═══ Listed records ═══

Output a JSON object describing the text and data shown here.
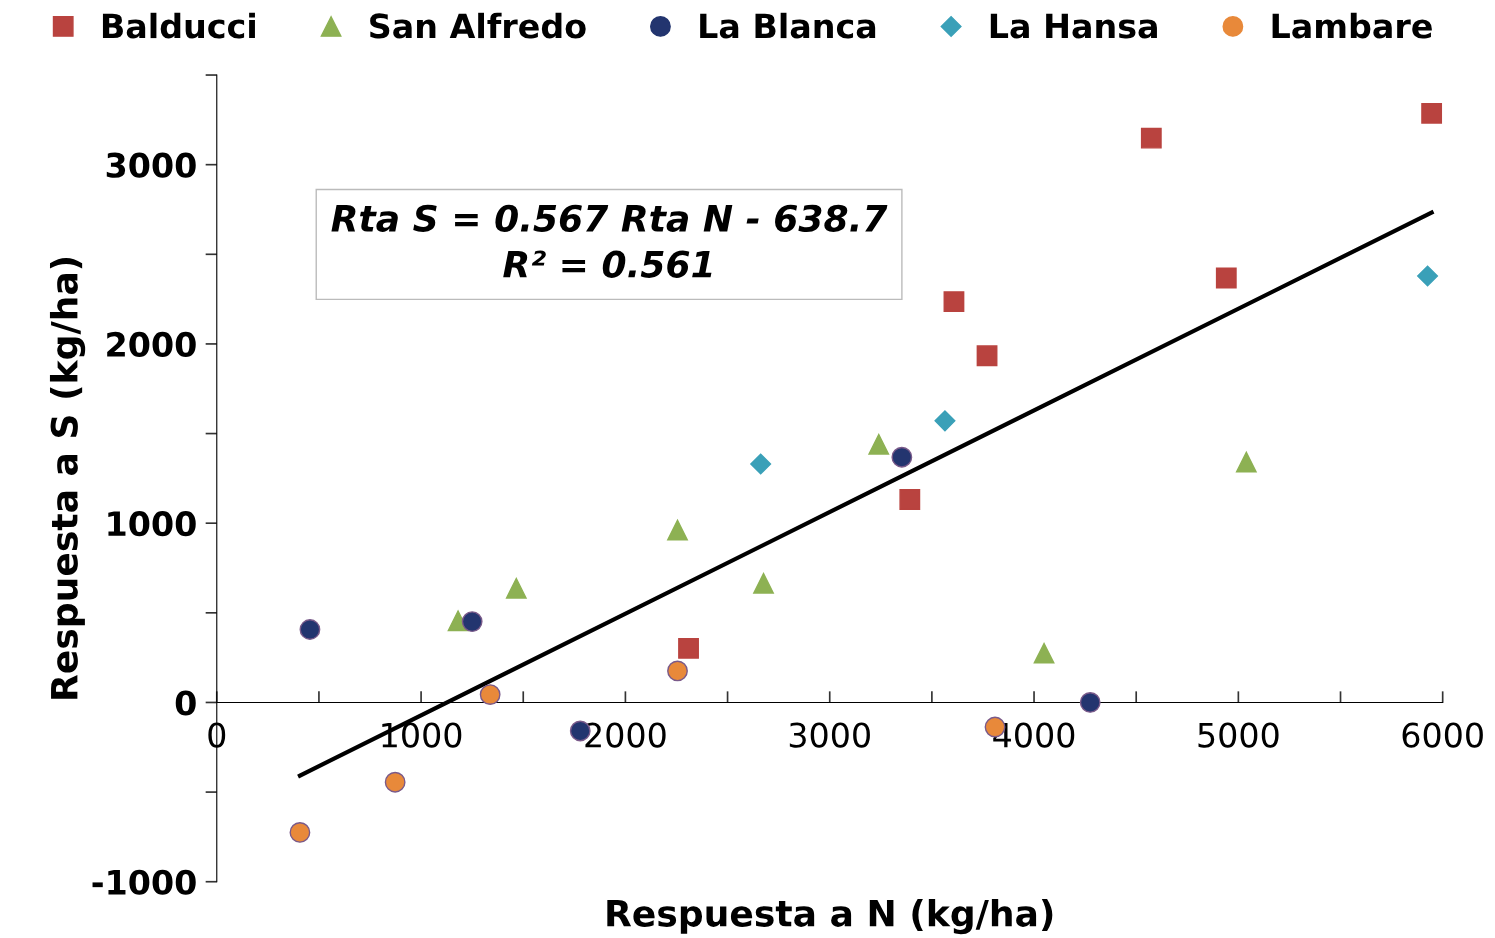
{
  "chart_data": {
    "type": "scatter",
    "xlabel": "Respuesta a N (kg/ha)",
    "ylabel": "Respuesta a S (kg/ha)",
    "xlim": [
      0,
      6000
    ],
    "ylim": [
      -1000,
      3500
    ],
    "xticks": [
      0,
      {
        "value": 500,
        "label": null
      },
      1000,
      {
        "value": 1500,
        "label": null
      },
      2000,
      {
        "value": 2500,
        "label": null
      },
      3000,
      {
        "value": 3500,
        "label": null
      },
      4000,
      {
        "value": 4500,
        "label": null
      },
      5000,
      {
        "value": 5500,
        "label": null
      },
      6000
    ],
    "yticks": [
      -1000,
      {
        "value": -500,
        "label": null
      },
      0,
      {
        "value": 500,
        "label": null
      },
      1000,
      {
        "value": 1500,
        "label": null
      },
      2000,
      {
        "value": 2500,
        "label": null
      },
      3000,
      {
        "value": 3500,
        "label": null
      }
    ],
    "grid": false,
    "legend": "top",
    "annotations": [
      "Rta S = 0.567 Rta N - 638.7",
      "R² = 0.561"
    ],
    "series": [
      {
        "name": "Balducci",
        "color": "#b9433f",
        "marker": "square",
        "x": [
          5946,
          4574,
          3608,
          4941,
          3770,
          3392,
          2309
        ],
        "values": [
          3286,
          3148,
          2236,
          2368,
          1934,
          1132,
          302
        ]
      },
      {
        "name": "San Alfredo",
        "color": "#8db153",
        "marker": "triangle",
        "x": [
          3240,
          5039,
          2255,
          2676,
          1466,
          1181,
          4049
        ],
        "values": [
          1440,
          1341,
          962,
          665,
          637,
          456,
          275
        ]
      },
      {
        "name": "La Blanca",
        "color": "#23356f",
        "marker": "circle",
        "x": [
          456,
          1250,
          3353,
          1779,
          4275
        ],
        "values": [
          407,
          451,
          1368,
          -159,
          0
        ]
      },
      {
        "name": "La Hansa",
        "color": "#3aa0b8",
        "marker": "diamond",
        "x": [
          5926,
          3564,
          2662
        ],
        "values": [
          2379,
          1571,
          1330
        ]
      },
      {
        "name": "Lambare",
        "color": "#e8893a",
        "marker": "circle",
        "x": [
          407,
          873,
          1338,
          2255,
          3809
        ],
        "values": [
          -725,
          -445,
          44,
          176,
          -137
        ]
      },
      {
        "type": "line",
        "color": "#000000",
        "marker": "none",
        "x": [
          407,
          5946
        ],
        "values": [
          -408,
          2733
        ]
      }
    ]
  }
}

═══

# Objective
Copy the entries exactly. Leave out the images.

# Response to this exercise
Output a JSON object describing the text and data shown here.
{
  "chart_data": {
    "type": "scatter",
    "xlabel": "Respuesta a N (kg/ha)",
    "ylabel": "Respuesta a S (kg/ha)",
    "xlim": [
      0,
      6000
    ],
    "ylim": [
      -1000,
      3500
    ],
    "xticks": [
      0,
      {
        "value": 500,
        "label": null
      },
      1000,
      {
        "value": 1500,
        "label": null
      },
      2000,
      {
        "value": 2500,
        "label": null
      },
      3000,
      {
        "value": 3500,
        "label": null
      },
      4000,
      {
        "value": 4500,
        "label": null
      },
      5000,
      {
        "value": 5500,
        "label": null
      },
      6000
    ],
    "yticks": [
      -1000,
      {
        "value": -500,
        "label": null
      },
      0,
      {
        "value": 500,
        "label": null
      },
      1000,
      {
        "value": 1500,
        "label": null
      },
      2000,
      {
        "value": 2500,
        "label": null
      },
      3000,
      {
        "value": 3500,
        "label": null
      }
    ],
    "grid": false,
    "legend": "top",
    "annotations": [
      "Rta S = 0.567 Rta N - 638.7",
      "R² = 0.561"
    ],
    "series": [
      {
        "name": "Balducci",
        "color": "#b9433f",
        "marker": "square",
        "x": [
          5946,
          4574,
          3608,
          4941,
          3770,
          3392,
          2309
        ],
        "values": [
          3286,
          3148,
          2236,
          2368,
          1934,
          1132,
          302
        ]
      },
      {
        "name": "San Alfredo",
        "color": "#8db153",
        "marker": "triangle",
        "x": [
          3240,
          5039,
          2255,
          2676,
          1466,
          1181,
          4049
        ],
        "values": [
          1440,
          1341,
          962,
          665,
          637,
          456,
          275
        ]
      },
      {
        "name": "La Blanca",
        "color": "#23356f",
        "marker": "circle",
        "x": [
          456,
          1250,
          3353,
          1779,
          4275
        ],
        "values": [
          407,
          451,
          1368,
          -159,
          0
        ]
      },
      {
        "name": "La Hansa",
        "color": "#3aa0b8",
        "marker": "diamond",
        "x": [
          5926,
          3564,
          2662
        ],
        "values": [
          2379,
          1571,
          1330
        ]
      },
      {
        "name": "Lambare",
        "color": "#e8893a",
        "marker": "circle",
        "x": [
          407,
          873,
          1338,
          2255,
          3809
        ],
        "values": [
          -725,
          -445,
          44,
          176,
          -137
        ]
      },
      {
        "type": "line",
        "color": "#000000",
        "marker": "none",
        "x": [
          407,
          5946
        ],
        "values": [
          -408,
          2733
        ]
      }
    ]
  }
}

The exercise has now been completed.